> _TASK DESCRIPTION_
Make an exact copy of the lines below.

(Figure contents as structured data)
+ + + + + + +

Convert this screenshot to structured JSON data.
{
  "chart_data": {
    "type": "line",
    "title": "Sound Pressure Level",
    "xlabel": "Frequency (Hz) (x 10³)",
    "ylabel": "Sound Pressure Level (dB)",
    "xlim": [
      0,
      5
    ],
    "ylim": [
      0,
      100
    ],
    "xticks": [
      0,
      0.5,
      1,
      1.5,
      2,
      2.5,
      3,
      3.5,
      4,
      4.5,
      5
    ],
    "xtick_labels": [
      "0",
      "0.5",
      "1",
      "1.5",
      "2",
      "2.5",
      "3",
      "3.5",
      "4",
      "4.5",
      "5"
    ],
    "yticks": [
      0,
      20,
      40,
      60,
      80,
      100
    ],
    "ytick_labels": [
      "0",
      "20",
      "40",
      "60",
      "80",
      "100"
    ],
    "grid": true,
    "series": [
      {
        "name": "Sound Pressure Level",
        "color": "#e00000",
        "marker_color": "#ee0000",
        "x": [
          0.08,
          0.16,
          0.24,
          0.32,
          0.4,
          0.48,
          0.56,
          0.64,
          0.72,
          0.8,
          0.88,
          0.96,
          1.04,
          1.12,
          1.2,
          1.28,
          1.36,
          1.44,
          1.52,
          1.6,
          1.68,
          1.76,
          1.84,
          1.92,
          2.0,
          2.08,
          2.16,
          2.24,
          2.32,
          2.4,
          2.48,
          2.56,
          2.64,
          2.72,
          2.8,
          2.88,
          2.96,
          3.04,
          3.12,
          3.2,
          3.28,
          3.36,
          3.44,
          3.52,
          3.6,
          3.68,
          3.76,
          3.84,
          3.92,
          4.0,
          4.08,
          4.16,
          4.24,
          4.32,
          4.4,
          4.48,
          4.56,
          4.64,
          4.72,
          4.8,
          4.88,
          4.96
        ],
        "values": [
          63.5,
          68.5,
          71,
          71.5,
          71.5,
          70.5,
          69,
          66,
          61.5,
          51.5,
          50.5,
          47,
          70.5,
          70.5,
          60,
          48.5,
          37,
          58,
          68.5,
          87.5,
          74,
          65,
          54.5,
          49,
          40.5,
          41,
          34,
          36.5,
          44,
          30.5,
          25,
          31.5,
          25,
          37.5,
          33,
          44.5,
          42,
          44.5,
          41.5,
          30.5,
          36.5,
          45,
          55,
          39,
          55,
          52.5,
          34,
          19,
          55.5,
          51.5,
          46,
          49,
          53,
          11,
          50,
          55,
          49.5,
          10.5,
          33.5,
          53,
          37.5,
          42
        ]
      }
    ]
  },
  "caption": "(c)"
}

+ + + + + + +

> _WRITTEN RESPONSE_
Convert this screenshot to structured JSON data.
{
  "chart_data": {
    "type": "line",
    "title": "Sound Pressure Level",
    "xlabel": "Frequency (Hz) (x 10³)",
    "ylabel": "Sound Pressure Level (dB)",
    "xlim": [
      0,
      5
    ],
    "ylim": [
      0,
      100
    ],
    "xticks": [
      0,
      0.5,
      1,
      1.5,
      2,
      2.5,
      3,
      3.5,
      4,
      4.5,
      5
    ],
    "xtick_labels": [
      "0",
      "0.5",
      "1",
      "1.5",
      "2",
      "2.5",
      "3",
      "3.5",
      "4",
      "4.5",
      "5"
    ],
    "yticks": [
      0,
      20,
      40,
      60,
      80,
      100
    ],
    "ytick_labels": [
      "0",
      "20",
      "40",
      "60",
      "80",
      "100"
    ],
    "grid": true,
    "series": [
      {
        "name": "Sound Pressure Level",
        "color": "#e00000",
        "marker_color": "#ee0000",
        "x": [
          0.08,
          0.16,
          0.24,
          0.32,
          0.4,
          0.48,
          0.56,
          0.64,
          0.72,
          0.8,
          0.88,
          0.96,
          1.04,
          1.12,
          1.2,
          1.28,
          1.36,
          1.44,
          1.52,
          1.6,
          1.68,
          1.76,
          1.84,
          1.92,
          2.0,
          2.08,
          2.16,
          2.24,
          2.32,
          2.4,
          2.48,
          2.56,
          2.64,
          2.72,
          2.8,
          2.88,
          2.96,
          3.04,
          3.12,
          3.2,
          3.28,
          3.36,
          3.44,
          3.52,
          3.6,
          3.68,
          3.76,
          3.84,
          3.92,
          4.0,
          4.08,
          4.16,
          4.24,
          4.32,
          4.4,
          4.48,
          4.56,
          4.64,
          4.72,
          4.8,
          4.88,
          4.96
        ],
        "values": [
          63.5,
          68.5,
          71,
          71.5,
          71.5,
          70.5,
          69,
          66,
          61.5,
          51.5,
          50.5,
          47,
          70.5,
          70.5,
          60,
          48.5,
          37,
          58,
          68.5,
          87.5,
          74,
          65,
          54.5,
          49,
          40.5,
          41,
          34,
          36.5,
          44,
          30.5,
          25,
          31.5,
          25,
          37.5,
          33,
          44.5,
          42,
          44.5,
          41.5,
          30.5,
          36.5,
          45,
          55,
          39,
          55,
          52.5,
          34,
          19,
          55.5,
          51.5,
          46,
          49,
          53,
          11,
          50,
          55,
          49.5,
          10.5,
          33.5,
          53,
          37.5,
          42
        ]
      }
    ]
  },
  "caption": "(c)"
}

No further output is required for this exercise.